* [EXERCISE] Return every line below as is, leaving out the pictures.

========

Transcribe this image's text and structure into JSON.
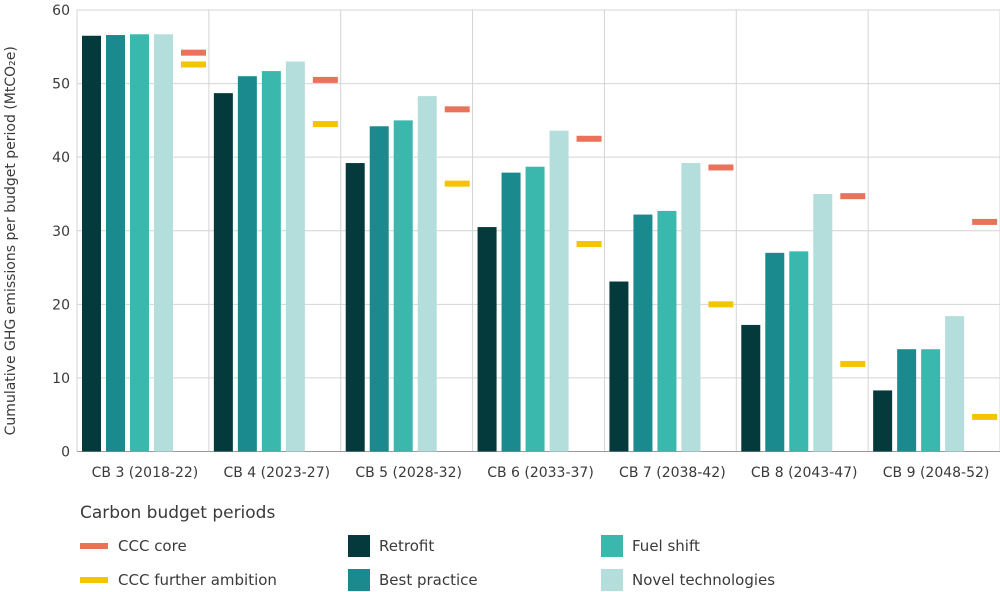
{
  "chart_data": {
    "type": "bar",
    "ylabel": "Cumulative GHG emissions per budget period (MtCO₂e)",
    "xlabel": "Carbon budget periods",
    "ylim": [
      0,
      60
    ],
    "yticks": [
      0,
      10,
      20,
      30,
      40,
      50,
      60
    ],
    "grid": true,
    "categories": [
      "CB 3 (2018-22)",
      "CB 4 (2023-27)",
      "CB 5 (2028-32)",
      "CB 6 (2033-37)",
      "CB 7 (2038-42)",
      "CB 8 (2043-47)",
      "CB 9 (2048-52)"
    ],
    "series": [
      {
        "name": "Retrofit",
        "color": "#043a3c",
        "values": [
          56.5,
          48.7,
          39.2,
          30.5,
          23.1,
          17.2,
          8.3
        ]
      },
      {
        "name": "Best practice",
        "color": "#1b8a8f",
        "values": [
          56.6,
          51.0,
          44.2,
          37.9,
          32.2,
          27.0,
          13.9
        ]
      },
      {
        "name": "Fuel shift",
        "color": "#3bb8ae",
        "values": [
          56.7,
          51.7,
          45.0,
          38.7,
          32.7,
          27.2,
          13.9
        ]
      },
      {
        "name": "Novel technologies",
        "color": "#b3dedc",
        "values": [
          56.7,
          53.0,
          48.3,
          43.6,
          39.2,
          35.0,
          18.4
        ]
      }
    ],
    "markers": [
      {
        "name": "CCC core",
        "color": "#e8735a",
        "values": [
          54.2,
          50.5,
          46.5,
          42.5,
          38.6,
          34.7,
          31.2
        ]
      },
      {
        "name": "CCC further ambition",
        "color": "#f5c400",
        "values": [
          52.6,
          44.5,
          36.4,
          28.2,
          20.0,
          11.9,
          4.7
        ]
      }
    ]
  },
  "legend": {
    "title": "Carbon budget periods",
    "items": [
      {
        "label": "CCC core",
        "kind": "line",
        "color": "#e8735a"
      },
      {
        "label": "CCC further ambition",
        "kind": "line",
        "color": "#f5c400"
      },
      {
        "label": "Retrofit",
        "kind": "box",
        "color": "#043a3c"
      },
      {
        "label": "Best practice",
        "kind": "box",
        "color": "#1b8a8f"
      },
      {
        "label": "Fuel shift",
        "kind": "box",
        "color": "#3bb8ae"
      },
      {
        "label": "Novel technologies",
        "kind": "box",
        "color": "#b3dedc"
      }
    ]
  }
}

========

* [FINISHED ANSWER]
Transcribe this image's text and structure into JSON.
{
  "chart_data": {
    "type": "bar",
    "ylabel": "Cumulative GHG emissions per budget period (MtCO₂e)",
    "xlabel": "Carbon budget periods",
    "ylim": [
      0,
      60
    ],
    "yticks": [
      0,
      10,
      20,
      30,
      40,
      50,
      60
    ],
    "grid": true,
    "categories": [
      "CB 3 (2018-22)",
      "CB 4 (2023-27)",
      "CB 5 (2028-32)",
      "CB 6 (2033-37)",
      "CB 7 (2038-42)",
      "CB 8 (2043-47)",
      "CB 9 (2048-52)"
    ],
    "series": [
      {
        "name": "Retrofit",
        "color": "#043a3c",
        "values": [
          56.5,
          48.7,
          39.2,
          30.5,
          23.1,
          17.2,
          8.3
        ]
      },
      {
        "name": "Best practice",
        "color": "#1b8a8f",
        "values": [
          56.6,
          51.0,
          44.2,
          37.9,
          32.2,
          27.0,
          13.9
        ]
      },
      {
        "name": "Fuel shift",
        "color": "#3bb8ae",
        "values": [
          56.7,
          51.7,
          45.0,
          38.7,
          32.7,
          27.2,
          13.9
        ]
      },
      {
        "name": "Novel technologies",
        "color": "#b3dedc",
        "values": [
          56.7,
          53.0,
          48.3,
          43.6,
          39.2,
          35.0,
          18.4
        ]
      }
    ],
    "markers": [
      {
        "name": "CCC core",
        "color": "#e8735a",
        "values": [
          54.2,
          50.5,
          46.5,
          42.5,
          38.6,
          34.7,
          31.2
        ]
      },
      {
        "name": "CCC further ambition",
        "color": "#f5c400",
        "values": [
          52.6,
          44.5,
          36.4,
          28.2,
          20.0,
          11.9,
          4.7
        ]
      }
    ]
  },
  "legend": {
    "title": "Carbon budget periods",
    "items": [
      {
        "label": "CCC core",
        "kind": "line",
        "color": "#e8735a"
      },
      {
        "label": "CCC further ambition",
        "kind": "line",
        "color": "#f5c400"
      },
      {
        "label": "Retrofit",
        "kind": "box",
        "color": "#043a3c"
      },
      {
        "label": "Best practice",
        "kind": "box",
        "color": "#1b8a8f"
      },
      {
        "label": "Fuel shift",
        "kind": "box",
        "color": "#3bb8ae"
      },
      {
        "label": "Novel technologies",
        "kind": "box",
        "color": "#b3dedc"
      }
    ]
  }
}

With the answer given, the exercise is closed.